╭─ Data lines

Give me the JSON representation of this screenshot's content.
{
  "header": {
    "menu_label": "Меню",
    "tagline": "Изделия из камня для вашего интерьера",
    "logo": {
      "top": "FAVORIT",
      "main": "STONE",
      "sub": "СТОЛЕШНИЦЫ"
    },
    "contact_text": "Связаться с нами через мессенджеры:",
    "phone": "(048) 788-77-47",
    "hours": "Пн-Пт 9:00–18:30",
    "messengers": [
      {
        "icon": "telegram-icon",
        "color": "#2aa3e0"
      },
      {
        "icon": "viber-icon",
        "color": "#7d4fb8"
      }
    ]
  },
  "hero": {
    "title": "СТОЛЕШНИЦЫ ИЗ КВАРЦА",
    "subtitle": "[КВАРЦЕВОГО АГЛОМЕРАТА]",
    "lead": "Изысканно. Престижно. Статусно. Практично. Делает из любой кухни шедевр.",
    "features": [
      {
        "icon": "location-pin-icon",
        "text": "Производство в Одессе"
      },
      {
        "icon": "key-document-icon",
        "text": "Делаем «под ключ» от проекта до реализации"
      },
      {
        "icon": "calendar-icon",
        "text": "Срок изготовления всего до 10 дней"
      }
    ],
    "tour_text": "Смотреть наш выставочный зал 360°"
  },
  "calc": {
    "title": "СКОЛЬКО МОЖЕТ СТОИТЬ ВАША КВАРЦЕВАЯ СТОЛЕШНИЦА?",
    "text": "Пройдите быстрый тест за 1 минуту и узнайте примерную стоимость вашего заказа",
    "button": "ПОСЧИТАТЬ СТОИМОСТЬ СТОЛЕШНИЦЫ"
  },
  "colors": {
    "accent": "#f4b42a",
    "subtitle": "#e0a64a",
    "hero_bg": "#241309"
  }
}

╰─

Stated problem: Exactly reproduce every line of the data above.

Result below:
Give me the JSON representation of this screenshot's content.
{
  "header": {
    "menu_label": "Меню",
    "tagline": "Изделия из камня для вашего интерьера",
    "logo": {
      "top": "FAVORIT",
      "main": "STONE",
      "sub": "СТОЛЕШНИЦЫ"
    },
    "contact_text": "Связаться с нами через мессенджеры:",
    "phone": "(048) 788-77-47",
    "hours": "Пн-Пт 9:00–18:30",
    "messengers": [
      {
        "icon": "telegram-icon",
        "color": "#2aa3e0"
      },
      {
        "icon": "viber-icon",
        "color": "#7d4fb8"
      }
    ]
  },
  "hero": {
    "title": "СТОЛЕШНИЦЫ ИЗ КВАРЦА",
    "subtitle": "[КВАРЦЕВОГО АГЛОМЕРАТА]",
    "lead": "Изысканно. Престижно. Статусно. Практично. Делает из любой кухни шедевр.",
    "features": [
      {
        "icon": "location-pin-icon",
        "text": "Производство в Одессе"
      },
      {
        "icon": "key-document-icon",
        "text": "Делаем «под ключ» от проекта до реализации"
      },
      {
        "icon": "calendar-icon",
        "text": "Срок изготовления всего до 10 дней"
      }
    ],
    "tour_text": "Смотреть наш выставочный зал 360°"
  },
  "calc": {
    "title": "СКОЛЬКО МОЖЕТ СТОИТЬ ВАША КВАРЦЕВАЯ СТОЛЕШНИЦА?",
    "text": "Пройдите быстрый тест за 1 минуту и узнайте примерную стоимость вашего заказа",
    "button": "ПОСЧИТАТЬ СТОИМОСТЬ СТОЛЕШНИЦЫ"
  },
  "colors": {
    "accent": "#f4b42a",
    "subtitle": "#e0a64a",
    "hero_bg": "#241309"
  }
}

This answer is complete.